(TASK REQUIREMENTS)
Among the entries below, count the lines that contain the word "Diabetic". Write down only the total.

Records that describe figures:
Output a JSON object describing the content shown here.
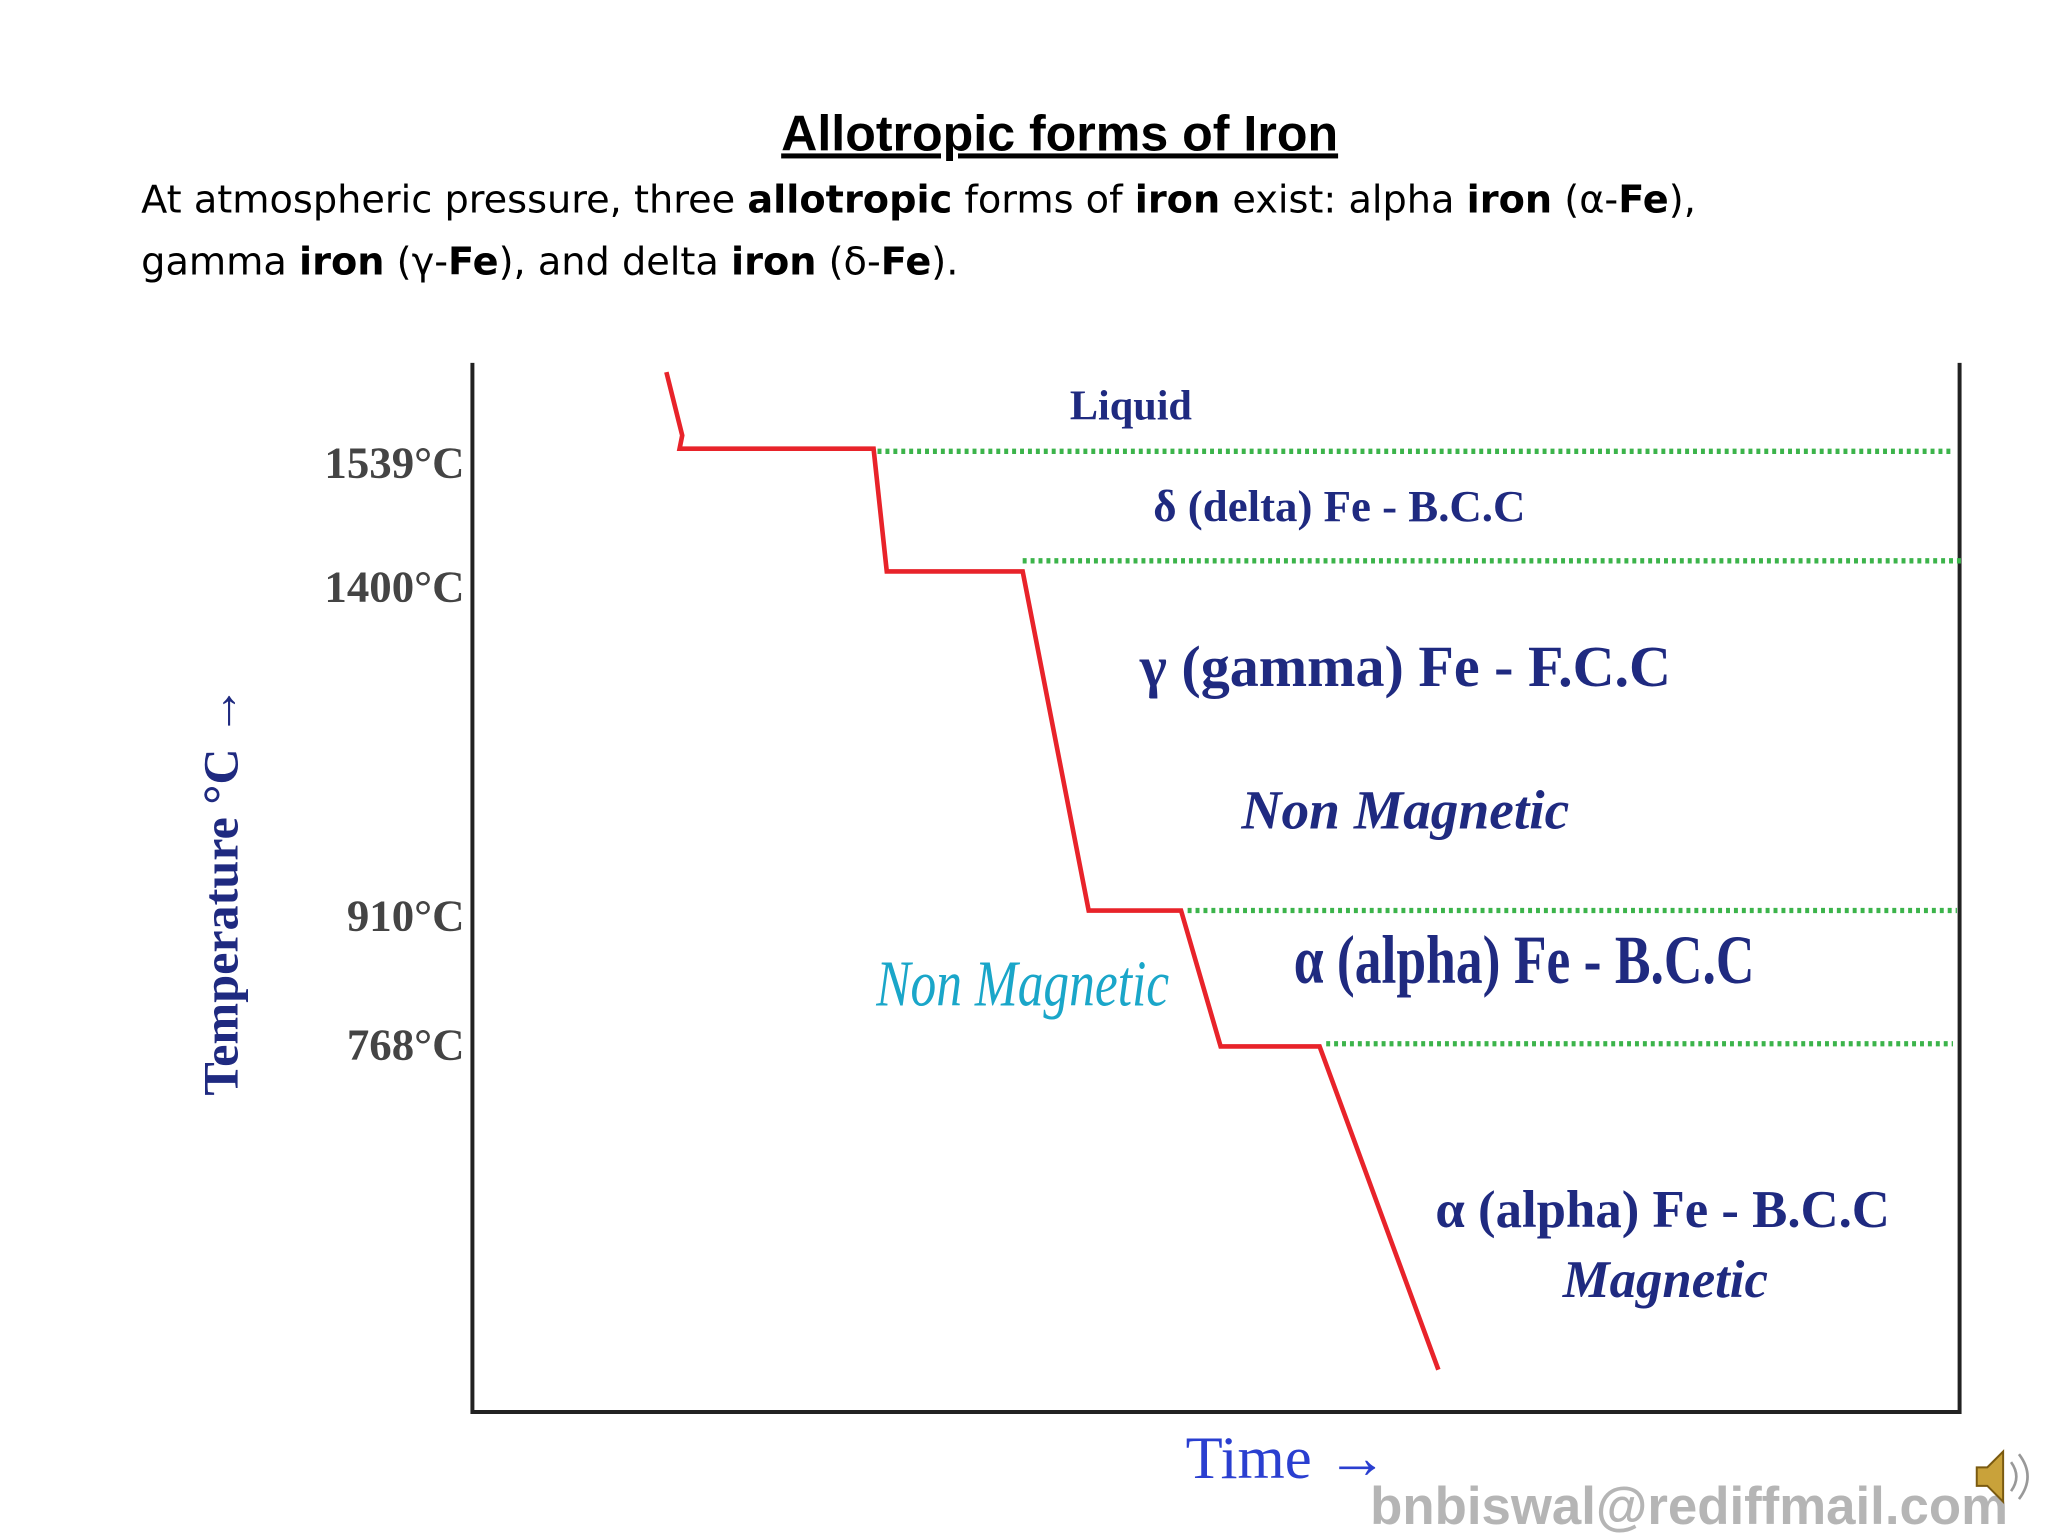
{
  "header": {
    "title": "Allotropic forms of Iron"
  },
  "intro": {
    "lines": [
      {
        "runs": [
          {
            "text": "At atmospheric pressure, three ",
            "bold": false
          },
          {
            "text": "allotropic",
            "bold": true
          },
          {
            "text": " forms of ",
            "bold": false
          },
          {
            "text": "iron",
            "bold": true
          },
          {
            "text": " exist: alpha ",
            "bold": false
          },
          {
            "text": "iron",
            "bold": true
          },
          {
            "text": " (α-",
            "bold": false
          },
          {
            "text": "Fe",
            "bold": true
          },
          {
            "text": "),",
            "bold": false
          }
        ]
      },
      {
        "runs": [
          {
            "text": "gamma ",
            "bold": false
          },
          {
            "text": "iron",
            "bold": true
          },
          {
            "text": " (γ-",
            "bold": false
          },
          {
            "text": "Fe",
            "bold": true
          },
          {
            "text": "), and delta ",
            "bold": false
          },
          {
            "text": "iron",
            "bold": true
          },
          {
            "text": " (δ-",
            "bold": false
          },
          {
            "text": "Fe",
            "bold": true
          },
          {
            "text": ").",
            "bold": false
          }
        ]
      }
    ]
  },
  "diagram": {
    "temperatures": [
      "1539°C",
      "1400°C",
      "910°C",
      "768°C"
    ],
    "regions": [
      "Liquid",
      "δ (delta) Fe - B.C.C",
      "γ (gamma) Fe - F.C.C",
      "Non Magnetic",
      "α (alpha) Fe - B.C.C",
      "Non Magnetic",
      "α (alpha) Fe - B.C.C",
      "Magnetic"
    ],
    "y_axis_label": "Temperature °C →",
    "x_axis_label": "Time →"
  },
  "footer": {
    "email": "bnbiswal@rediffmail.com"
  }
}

--

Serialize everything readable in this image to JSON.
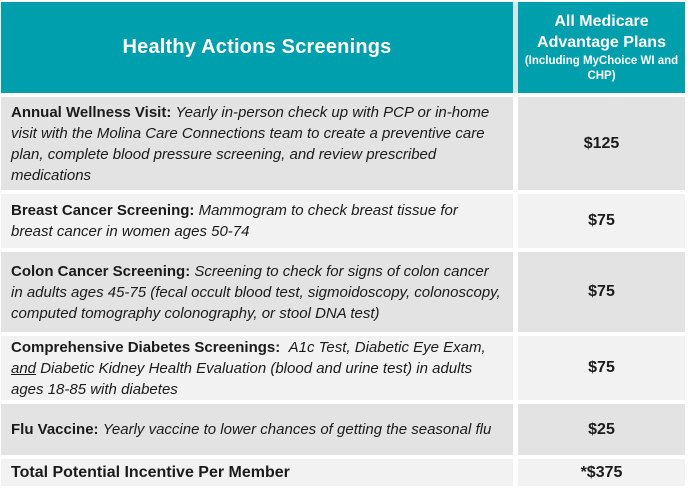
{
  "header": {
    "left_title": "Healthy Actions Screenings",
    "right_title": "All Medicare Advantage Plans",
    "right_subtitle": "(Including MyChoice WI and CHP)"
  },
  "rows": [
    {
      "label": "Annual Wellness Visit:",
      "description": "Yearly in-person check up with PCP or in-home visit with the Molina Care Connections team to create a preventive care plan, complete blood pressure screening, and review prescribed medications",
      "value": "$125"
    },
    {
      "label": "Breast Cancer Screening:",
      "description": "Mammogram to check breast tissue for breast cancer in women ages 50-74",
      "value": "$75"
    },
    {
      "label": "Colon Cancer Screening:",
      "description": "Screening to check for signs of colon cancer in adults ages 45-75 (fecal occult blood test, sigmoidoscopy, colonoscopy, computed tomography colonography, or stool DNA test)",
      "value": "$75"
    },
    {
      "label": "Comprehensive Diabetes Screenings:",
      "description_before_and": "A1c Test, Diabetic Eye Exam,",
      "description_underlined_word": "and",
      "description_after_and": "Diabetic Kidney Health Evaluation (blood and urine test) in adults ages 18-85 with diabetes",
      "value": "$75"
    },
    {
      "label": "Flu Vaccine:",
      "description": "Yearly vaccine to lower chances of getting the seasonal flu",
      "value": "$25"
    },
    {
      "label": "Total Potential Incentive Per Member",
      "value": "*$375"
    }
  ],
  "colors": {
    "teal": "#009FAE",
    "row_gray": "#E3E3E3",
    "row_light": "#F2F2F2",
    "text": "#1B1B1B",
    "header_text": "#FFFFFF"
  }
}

(WORKED ANSWER)
2